* Start DATASET CONTENT *

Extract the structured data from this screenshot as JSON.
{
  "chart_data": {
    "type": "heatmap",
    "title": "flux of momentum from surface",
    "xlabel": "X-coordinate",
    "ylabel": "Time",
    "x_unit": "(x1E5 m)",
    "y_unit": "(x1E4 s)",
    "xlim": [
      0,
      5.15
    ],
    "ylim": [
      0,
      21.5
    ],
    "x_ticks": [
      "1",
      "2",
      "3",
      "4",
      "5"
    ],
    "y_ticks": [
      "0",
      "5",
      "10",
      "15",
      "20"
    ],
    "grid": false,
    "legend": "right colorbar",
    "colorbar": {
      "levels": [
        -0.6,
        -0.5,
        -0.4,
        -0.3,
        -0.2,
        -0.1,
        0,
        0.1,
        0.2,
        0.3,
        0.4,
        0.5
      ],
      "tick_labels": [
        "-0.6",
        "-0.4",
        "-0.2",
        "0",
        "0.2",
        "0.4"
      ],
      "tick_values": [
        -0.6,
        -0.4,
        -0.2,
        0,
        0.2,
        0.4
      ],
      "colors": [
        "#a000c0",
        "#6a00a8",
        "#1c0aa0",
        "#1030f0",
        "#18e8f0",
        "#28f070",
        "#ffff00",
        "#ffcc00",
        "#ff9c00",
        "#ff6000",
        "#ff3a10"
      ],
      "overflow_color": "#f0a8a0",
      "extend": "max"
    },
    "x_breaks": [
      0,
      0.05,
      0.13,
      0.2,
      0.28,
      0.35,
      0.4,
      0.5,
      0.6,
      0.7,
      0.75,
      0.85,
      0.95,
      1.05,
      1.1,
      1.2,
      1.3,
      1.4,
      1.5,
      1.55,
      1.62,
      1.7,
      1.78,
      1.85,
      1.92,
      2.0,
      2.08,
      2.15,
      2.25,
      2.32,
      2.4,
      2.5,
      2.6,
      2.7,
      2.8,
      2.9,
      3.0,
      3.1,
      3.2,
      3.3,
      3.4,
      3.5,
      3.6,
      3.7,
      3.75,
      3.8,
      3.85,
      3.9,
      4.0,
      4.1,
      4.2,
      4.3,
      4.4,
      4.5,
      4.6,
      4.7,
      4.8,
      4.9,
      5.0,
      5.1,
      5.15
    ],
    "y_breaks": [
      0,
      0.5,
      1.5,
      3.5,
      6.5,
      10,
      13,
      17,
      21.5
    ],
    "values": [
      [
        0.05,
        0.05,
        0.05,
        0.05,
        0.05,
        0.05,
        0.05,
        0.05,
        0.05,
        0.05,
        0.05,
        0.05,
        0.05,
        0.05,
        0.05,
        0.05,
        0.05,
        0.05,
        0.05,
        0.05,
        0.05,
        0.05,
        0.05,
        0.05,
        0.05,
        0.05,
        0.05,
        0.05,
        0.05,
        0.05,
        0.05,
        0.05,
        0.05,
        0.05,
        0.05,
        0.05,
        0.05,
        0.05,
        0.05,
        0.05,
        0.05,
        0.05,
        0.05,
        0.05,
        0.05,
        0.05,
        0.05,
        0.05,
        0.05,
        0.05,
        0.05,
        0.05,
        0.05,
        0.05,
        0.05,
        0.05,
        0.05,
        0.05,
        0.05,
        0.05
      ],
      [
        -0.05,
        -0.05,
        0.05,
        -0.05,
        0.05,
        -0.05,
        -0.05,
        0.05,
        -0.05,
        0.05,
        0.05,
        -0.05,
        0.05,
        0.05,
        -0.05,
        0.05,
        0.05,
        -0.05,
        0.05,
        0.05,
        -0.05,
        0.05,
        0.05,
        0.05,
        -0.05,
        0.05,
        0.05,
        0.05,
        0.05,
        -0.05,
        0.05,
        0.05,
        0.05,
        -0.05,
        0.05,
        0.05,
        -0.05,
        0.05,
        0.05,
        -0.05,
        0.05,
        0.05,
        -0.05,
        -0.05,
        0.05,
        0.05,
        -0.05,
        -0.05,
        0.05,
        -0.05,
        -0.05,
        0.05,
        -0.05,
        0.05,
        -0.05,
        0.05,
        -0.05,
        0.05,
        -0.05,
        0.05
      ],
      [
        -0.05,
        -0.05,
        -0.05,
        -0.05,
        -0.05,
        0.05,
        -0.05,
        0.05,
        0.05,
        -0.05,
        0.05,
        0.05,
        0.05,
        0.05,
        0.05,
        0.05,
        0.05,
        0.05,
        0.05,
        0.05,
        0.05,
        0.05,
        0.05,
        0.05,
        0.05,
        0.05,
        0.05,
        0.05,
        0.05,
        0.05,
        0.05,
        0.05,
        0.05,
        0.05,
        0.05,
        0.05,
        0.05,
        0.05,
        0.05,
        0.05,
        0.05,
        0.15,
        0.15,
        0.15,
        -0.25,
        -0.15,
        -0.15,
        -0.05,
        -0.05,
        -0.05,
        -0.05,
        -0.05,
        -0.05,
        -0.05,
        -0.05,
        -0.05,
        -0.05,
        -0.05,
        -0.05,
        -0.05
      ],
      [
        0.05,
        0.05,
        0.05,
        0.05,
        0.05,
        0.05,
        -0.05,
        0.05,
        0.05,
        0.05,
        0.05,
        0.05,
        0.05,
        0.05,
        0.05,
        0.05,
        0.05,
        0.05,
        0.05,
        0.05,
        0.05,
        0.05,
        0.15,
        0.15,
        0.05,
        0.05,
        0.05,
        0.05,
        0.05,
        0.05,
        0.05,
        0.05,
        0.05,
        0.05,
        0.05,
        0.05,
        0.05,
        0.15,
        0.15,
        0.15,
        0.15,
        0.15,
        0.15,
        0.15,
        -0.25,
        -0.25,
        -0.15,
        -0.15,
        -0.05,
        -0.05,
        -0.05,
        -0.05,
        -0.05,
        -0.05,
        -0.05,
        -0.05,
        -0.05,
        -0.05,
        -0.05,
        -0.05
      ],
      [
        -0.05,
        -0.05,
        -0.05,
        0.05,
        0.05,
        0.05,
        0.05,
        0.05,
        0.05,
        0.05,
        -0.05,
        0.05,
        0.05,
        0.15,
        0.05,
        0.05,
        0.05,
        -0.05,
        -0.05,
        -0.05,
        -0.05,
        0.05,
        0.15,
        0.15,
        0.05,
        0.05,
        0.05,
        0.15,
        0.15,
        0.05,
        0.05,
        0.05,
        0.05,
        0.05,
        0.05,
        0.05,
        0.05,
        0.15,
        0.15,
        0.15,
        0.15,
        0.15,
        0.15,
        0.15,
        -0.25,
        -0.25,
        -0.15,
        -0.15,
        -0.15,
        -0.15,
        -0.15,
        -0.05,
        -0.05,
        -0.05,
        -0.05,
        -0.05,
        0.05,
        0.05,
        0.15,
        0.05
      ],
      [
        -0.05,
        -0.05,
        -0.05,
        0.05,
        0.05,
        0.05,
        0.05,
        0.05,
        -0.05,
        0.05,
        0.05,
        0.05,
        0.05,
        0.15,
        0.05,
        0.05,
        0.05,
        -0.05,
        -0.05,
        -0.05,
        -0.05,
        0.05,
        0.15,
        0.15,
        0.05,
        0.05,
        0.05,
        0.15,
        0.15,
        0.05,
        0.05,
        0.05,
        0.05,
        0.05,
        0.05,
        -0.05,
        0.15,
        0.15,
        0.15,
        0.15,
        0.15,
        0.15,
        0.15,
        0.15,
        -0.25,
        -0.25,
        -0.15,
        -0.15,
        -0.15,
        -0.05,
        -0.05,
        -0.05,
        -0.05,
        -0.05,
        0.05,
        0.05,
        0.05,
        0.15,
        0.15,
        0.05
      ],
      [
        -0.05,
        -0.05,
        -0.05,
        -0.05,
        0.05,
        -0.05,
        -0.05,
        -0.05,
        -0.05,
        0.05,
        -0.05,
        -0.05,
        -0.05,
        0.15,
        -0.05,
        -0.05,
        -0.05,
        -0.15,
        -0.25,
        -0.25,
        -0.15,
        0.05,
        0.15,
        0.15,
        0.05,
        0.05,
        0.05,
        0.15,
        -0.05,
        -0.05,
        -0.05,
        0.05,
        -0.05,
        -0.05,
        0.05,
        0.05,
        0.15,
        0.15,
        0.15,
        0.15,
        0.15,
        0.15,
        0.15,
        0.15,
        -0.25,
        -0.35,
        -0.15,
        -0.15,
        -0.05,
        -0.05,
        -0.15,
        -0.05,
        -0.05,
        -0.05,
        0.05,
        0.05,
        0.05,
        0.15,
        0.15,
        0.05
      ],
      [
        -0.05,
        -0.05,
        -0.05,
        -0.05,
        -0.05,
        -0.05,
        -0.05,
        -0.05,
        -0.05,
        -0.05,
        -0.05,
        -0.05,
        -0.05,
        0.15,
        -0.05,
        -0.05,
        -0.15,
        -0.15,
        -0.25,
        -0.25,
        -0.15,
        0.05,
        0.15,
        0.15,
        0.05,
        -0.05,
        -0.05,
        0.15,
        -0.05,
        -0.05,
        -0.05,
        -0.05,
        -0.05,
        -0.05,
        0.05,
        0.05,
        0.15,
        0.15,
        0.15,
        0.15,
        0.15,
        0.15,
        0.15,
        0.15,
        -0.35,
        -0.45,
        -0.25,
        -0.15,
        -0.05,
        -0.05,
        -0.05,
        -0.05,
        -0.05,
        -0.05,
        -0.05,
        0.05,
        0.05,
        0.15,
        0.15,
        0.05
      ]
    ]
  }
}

* End DATASET CONTENT *

§ **DIRECTIONS FOR THIS TASK**:
A line counts if it holds the word "from". How many lines of the entries count? Give the number only.

§ **FULL SOLUTION**:
2